*EXERCISE*: Tell how many lines in the data below hold the string "viii"; give nothing but the number.
:: THE INPUT
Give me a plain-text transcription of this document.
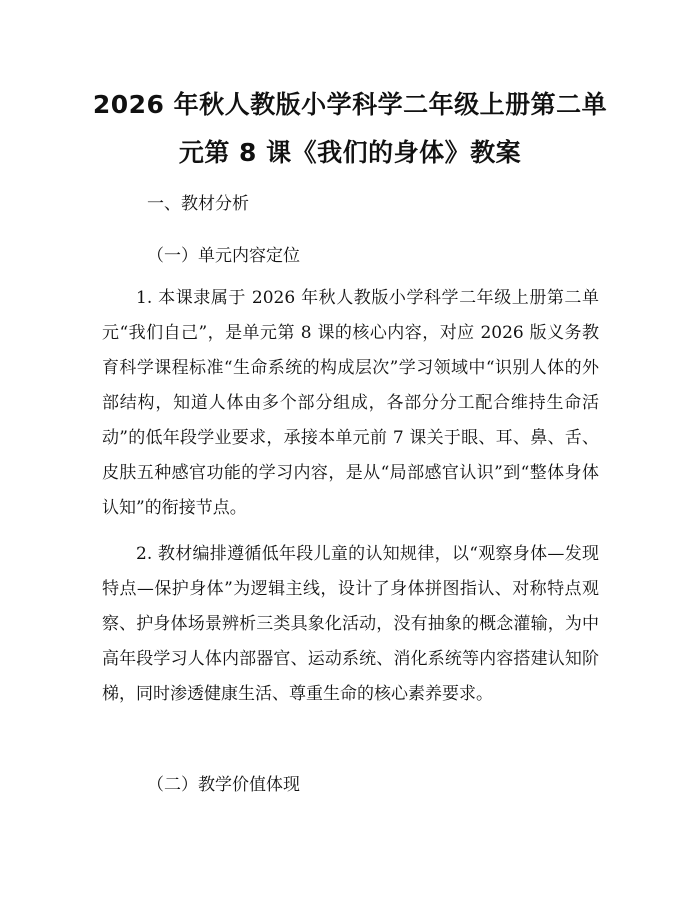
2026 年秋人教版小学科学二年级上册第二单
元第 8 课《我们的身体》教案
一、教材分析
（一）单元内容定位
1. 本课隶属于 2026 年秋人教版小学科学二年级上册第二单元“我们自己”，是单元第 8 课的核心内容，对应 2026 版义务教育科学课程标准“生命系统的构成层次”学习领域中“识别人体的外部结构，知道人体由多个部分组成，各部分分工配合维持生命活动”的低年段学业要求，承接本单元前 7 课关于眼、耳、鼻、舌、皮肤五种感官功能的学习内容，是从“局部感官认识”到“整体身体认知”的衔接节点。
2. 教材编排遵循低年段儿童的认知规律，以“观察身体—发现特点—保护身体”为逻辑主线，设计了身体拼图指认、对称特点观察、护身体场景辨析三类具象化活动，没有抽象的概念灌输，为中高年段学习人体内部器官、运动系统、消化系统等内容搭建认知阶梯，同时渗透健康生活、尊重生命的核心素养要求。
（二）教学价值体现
::::
:: THE INPUT
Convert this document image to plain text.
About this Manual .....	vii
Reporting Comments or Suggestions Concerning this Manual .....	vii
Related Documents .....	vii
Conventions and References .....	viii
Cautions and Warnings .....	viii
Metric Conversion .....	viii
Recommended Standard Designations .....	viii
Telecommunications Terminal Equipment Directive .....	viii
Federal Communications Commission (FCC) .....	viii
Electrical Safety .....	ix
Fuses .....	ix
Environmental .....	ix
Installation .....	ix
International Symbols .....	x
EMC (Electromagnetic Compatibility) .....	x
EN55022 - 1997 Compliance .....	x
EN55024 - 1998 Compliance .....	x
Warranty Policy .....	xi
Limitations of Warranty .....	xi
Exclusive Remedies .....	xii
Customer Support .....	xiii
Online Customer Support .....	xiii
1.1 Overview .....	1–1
::::
*OUTPUT OF THE EXERCISE*: 6